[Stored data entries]
■ ■ ■

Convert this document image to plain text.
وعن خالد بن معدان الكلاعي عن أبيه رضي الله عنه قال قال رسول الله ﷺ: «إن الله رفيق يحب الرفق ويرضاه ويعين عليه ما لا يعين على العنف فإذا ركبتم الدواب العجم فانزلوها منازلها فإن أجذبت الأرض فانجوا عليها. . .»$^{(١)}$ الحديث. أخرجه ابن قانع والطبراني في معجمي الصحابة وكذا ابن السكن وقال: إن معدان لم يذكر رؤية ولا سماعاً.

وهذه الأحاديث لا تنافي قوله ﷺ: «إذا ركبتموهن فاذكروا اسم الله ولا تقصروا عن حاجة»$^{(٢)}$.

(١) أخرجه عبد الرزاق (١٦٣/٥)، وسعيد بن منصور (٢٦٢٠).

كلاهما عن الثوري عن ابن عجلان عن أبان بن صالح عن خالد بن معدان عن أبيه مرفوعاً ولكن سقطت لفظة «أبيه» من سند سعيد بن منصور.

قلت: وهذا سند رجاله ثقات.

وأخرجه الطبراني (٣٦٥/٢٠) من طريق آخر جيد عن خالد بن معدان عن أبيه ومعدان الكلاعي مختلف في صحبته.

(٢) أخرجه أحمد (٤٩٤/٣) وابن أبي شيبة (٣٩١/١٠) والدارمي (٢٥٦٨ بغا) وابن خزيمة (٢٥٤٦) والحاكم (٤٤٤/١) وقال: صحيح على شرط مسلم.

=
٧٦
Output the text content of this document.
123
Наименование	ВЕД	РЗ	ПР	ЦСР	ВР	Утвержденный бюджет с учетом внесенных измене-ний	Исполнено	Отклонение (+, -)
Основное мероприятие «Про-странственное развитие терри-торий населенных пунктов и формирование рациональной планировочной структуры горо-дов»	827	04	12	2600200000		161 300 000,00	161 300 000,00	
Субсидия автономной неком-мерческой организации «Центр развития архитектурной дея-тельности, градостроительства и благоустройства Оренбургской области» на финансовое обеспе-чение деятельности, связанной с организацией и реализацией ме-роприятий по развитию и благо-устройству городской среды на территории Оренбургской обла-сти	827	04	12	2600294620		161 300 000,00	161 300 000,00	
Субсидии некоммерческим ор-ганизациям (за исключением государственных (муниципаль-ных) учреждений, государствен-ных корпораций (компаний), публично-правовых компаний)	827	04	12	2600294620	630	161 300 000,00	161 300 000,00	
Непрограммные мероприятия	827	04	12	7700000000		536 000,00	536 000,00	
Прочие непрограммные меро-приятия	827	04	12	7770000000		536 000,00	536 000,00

■ ■ ■

§ **Task statement**
From the records above, pull out each line that has "text".

§ **Answer below**
Convert this document image to plain text.
Output the text content of this document.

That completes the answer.